** start Given records **

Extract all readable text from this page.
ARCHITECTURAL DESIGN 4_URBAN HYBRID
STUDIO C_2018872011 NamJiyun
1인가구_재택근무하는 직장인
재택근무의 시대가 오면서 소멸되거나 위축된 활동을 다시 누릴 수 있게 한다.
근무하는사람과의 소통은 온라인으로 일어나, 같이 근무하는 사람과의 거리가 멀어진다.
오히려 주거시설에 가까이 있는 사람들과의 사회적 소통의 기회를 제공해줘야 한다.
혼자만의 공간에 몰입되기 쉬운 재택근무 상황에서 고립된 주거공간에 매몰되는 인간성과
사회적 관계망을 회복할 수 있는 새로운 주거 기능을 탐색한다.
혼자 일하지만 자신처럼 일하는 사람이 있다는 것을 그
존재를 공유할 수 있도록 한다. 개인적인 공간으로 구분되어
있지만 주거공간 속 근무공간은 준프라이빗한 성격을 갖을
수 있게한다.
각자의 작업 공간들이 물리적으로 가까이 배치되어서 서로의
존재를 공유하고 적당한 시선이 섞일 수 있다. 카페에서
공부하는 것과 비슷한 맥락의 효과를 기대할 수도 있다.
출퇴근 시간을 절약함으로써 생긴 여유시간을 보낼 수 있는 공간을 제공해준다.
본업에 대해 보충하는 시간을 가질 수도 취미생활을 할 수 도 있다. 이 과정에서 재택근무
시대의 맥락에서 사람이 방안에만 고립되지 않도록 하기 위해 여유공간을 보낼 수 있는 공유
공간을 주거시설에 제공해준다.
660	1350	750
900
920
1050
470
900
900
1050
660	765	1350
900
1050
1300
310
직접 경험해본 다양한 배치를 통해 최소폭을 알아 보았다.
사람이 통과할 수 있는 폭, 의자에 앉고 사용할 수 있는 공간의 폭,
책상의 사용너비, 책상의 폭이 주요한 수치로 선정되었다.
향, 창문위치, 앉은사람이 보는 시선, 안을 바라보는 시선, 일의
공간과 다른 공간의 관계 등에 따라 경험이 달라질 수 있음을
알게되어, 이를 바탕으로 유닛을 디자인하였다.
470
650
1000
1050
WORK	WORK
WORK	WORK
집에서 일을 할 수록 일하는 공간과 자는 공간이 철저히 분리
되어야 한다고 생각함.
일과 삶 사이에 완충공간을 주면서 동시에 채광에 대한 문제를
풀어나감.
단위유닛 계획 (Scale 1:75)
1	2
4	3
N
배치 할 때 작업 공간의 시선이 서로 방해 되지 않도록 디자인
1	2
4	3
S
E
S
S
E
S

** end Given records **

## Task objective
All of the data needs to be printed once more, exactly.

## Problem solution
Extract all readable text from this page.
ARCHITECTURAL DESIGN 4_URBAN HYBRID
STUDIO C_2018872011 NamJiyun
1인가구_재택근무하는 직장인
재택근무의 시대가 오면서 소멸되거나 위축된 활동을 다시 누릴 수 있게 한다.
근무하는사람과의 소통은 온라인으로 일어나, 같이 근무하는 사람과의 거리가 멀어진다.
오히려 주거시설에 가까이 있는 사람들과의 사회적 소통의 기회를 제공해줘야 한다.
혼자만의 공간에 몰입되기 쉬운 재택근무 상황에서 고립된 주거공간에 매몰되는 인간성과
사회적 관계망을 회복할 수 있는 새로운 주거 기능을 탐색한다.
혼자 일하지만 자신처럼 일하는 사람이 있다는 것을 그
존재를 공유할 수 있도록 한다. 개인적인 공간으로 구분되어
있지만 주거공간 속 근무공간은 준프라이빗한 성격을 갖을
수 있게한다.
각자의 작업 공간들이 물리적으로 가까이 배치되어서 서로의
존재를 공유하고 적당한 시선이 섞일 수 있다. 카페에서
공부하는 것과 비슷한 맥락의 효과를 기대할 수도 있다.
출퇴근 시간을 절약함으로써 생긴 여유시간을 보낼 수 있는 공간을 제공해준다.
본업에 대해 보충하는 시간을 가질 수도 취미생활을 할 수 도 있다. 이 과정에서 재택근무
시대의 맥락에서 사람이 방안에만 고립되지 않도록 하기 위해 여유공간을 보낼 수 있는 공유
공간을 주거시설에 제공해준다.
660	1350	750
900
920
1050
470
900
900
1050
660	765	1350
900
1050
1300
310
직접 경험해본 다양한 배치를 통해 최소폭을 알아 보았다.
사람이 통과할 수 있는 폭, 의자에 앉고 사용할 수 있는 공간의 폭,
책상의 사용너비, 책상의 폭이 주요한 수치로 선정되었다.
향, 창문위치, 앉은사람이 보는 시선, 안을 바라보는 시선, 일의
공간과 다른 공간의 관계 등에 따라 경험이 달라질 수 있음을
알게되어, 이를 바탕으로 유닛을 디자인하였다.
470
650
1000
1050
WORK	WORK
WORK	WORK
집에서 일을 할 수록 일하는 공간과 자는 공간이 철저히 분리
되어야 한다고 생각함.
일과 삶 사이에 완충공간을 주면서 동시에 채광에 대한 문제를
풀어나감.
단위유닛 계획 (Scale 1:75)
1	2
4	3
N
배치 할 때 작업 공간의 시선이 서로 방해 되지 않도록 디자인
1	2
4	3
S
E
S
S
E
S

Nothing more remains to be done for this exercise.